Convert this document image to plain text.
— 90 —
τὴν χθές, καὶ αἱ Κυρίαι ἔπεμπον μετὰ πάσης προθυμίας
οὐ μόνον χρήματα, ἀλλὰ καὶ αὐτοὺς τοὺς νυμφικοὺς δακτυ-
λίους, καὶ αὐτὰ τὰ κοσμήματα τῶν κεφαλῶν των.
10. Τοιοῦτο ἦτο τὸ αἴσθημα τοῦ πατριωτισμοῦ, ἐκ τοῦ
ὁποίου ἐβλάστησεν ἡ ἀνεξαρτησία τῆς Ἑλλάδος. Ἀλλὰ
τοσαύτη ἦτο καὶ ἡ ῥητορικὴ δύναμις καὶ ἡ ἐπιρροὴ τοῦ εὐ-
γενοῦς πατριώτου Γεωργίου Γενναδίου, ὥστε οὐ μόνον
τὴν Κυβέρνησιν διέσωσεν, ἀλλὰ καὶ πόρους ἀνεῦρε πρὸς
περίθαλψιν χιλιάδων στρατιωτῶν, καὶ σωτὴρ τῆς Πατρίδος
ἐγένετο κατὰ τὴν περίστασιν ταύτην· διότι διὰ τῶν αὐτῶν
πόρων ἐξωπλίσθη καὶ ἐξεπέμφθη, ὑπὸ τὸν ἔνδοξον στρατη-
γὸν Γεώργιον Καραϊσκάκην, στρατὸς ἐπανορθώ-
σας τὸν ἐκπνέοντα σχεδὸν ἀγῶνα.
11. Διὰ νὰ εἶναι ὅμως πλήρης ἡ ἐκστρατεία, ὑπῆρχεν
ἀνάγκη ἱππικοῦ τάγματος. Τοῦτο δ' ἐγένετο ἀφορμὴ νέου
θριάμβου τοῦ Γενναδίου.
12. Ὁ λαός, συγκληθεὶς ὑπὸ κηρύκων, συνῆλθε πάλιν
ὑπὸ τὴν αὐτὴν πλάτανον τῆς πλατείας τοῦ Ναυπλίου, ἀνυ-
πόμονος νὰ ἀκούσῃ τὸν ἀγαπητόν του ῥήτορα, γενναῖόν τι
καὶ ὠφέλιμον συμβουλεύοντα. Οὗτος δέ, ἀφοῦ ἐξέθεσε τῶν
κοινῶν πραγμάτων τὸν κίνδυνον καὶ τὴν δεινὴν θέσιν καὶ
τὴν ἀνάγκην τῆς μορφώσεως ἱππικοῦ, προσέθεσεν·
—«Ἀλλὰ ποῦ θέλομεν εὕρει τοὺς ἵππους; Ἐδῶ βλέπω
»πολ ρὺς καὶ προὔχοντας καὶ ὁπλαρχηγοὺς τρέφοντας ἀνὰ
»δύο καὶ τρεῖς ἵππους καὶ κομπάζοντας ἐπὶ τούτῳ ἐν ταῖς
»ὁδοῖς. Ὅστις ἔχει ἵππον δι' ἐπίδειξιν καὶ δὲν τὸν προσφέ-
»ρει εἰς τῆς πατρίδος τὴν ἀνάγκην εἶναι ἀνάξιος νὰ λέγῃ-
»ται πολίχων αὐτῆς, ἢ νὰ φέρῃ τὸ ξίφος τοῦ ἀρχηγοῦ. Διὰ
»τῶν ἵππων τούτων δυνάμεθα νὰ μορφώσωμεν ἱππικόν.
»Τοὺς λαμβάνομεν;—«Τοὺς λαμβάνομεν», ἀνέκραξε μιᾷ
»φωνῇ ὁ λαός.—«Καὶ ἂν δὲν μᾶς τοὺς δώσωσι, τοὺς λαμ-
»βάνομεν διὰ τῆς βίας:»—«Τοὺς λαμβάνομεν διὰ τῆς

▬▬▬▬▬▬

Restate the whole listing exactly.

Response below.
Convert this document image to plain text.
— 90 —
τὴν χθές, καὶ αἱ Κυρίαι ἔπεμπον μετὰ πάσης προθυμίας
οὐ μόνον χρήματα, ἀλλὰ καὶ αὐτοὺς τοὺς νυμφικοὺς δακτυ-
λίους, καὶ αὐτὰ τὰ κοσμήματα τῶν κεφαλῶν των.
10. Τοιοῦτο ἦτο τὸ αἴσθημα τοῦ πατριωτισμοῦ, ἐκ τοῦ
ὁποίου ἐβλάστησεν ἡ ἀνεξαρτησία τῆς Ἑλλάδος. Ἀλλὰ
τοσαύτη ἦτο καὶ ἡ ῥητορικὴ δύναμις καὶ ἡ ἐπιρροὴ τοῦ εὐ-
γενοῦς πατριώτου Γεωργίου Γενναδίου, ὥστε οὐ μόνον
τὴν Κυβέρνησιν διέσωσεν, ἀλλὰ καὶ πόρους ἀνεῦρε πρὸς
περίθαλψιν χιλιάδων στρατιωτῶν, καὶ σωτὴρ τῆς Πατρίδος
ἐγένετο κατὰ τὴν περίστασιν ταύτην· διότι διὰ τῶν αὐτῶν
πόρων ἐξωπλίσθη καὶ ἐξεπέμφθη, ὑπὸ τὸν ἔνδοξον στρατη-
γὸν Γεώργιον Καραϊσκάκην, στρατὸς ἐπανορθώ-
σας τὸν ἐκπνέοντα σχεδὸν ἀγῶνα.
11. Διὰ νὰ εἶναι ὅμως πλήρης ἡ ἐκστρατεία, ὑπῆρχεν
ἀνάγκη ἱππικοῦ τάγματος. Τοῦτο δ' ἐγένετο ἀφορμὴ νέου
θριάμβου τοῦ Γενναδίου.
12. Ὁ λαός, συγκληθεὶς ὑπὸ κηρύκων, συνῆλθε πάλιν
ὑπὸ τὴν αὐτὴν πλάτανον τῆς πλατείας τοῦ Ναυπλίου, ἀνυ-
πόμονος νὰ ἀκούσῃ τὸν ἀγαπητόν του ῥήτορα, γενναῖόν τι
καὶ ὠφέλιμον συμβουλεύοντα. Οὗτος δέ, ἀφοῦ ἐξέθεσε τῶν
κοινῶν πραγμάτων τὸν κίνδυνον καὶ τὴν δεινὴν θέσιν καὶ
τὴν ἀνάγκην τῆς μορφώσεως ἱππικοῦ, προσέθεσεν·
—«Ἀλλὰ ποῦ θέλομεν εὕρει τοὺς ἵππους; Ἐδῶ βλέπω
»πολ ρὺς καὶ προὔχοντας καὶ ὁπλαρχηγοὺς τρέφοντας ἀνὰ
»δύο καὶ τρεῖς ἵππους καὶ κομπάζοντας ἐπὶ τούτῳ ἐν ταῖς
»ὁδοῖς. Ὅστις ἔχει ἵππον δι' ἐπίδειξιν καὶ δὲν τὸν προσφέ-
»ρει εἰς τῆς πατρίδος τὴν ἀνάγκην εἶναι ἀνάξιος νὰ λέγῃ-
»ται πολίχων αὐτῆς, ἢ νὰ φέρῃ τὸ ξίφος τοῦ ἀρχηγοῦ. Διὰ
»τῶν ἵππων τούτων δυνάμεθα νὰ μορφώσωμεν ἱππικόν.
»Τοὺς λαμβάνομεν;—«Τοὺς λαμβάνομεν», ἀνέκραξε μιᾷ
»φωνῇ ὁ λαός.—«Καὶ ἂν δὲν μᾶς τοὺς δώσωσι, τοὺς λαμ-
»βάνομεν διὰ τῆς βίας:»—«Τοὺς λαμβάνομεν διὰ τῆς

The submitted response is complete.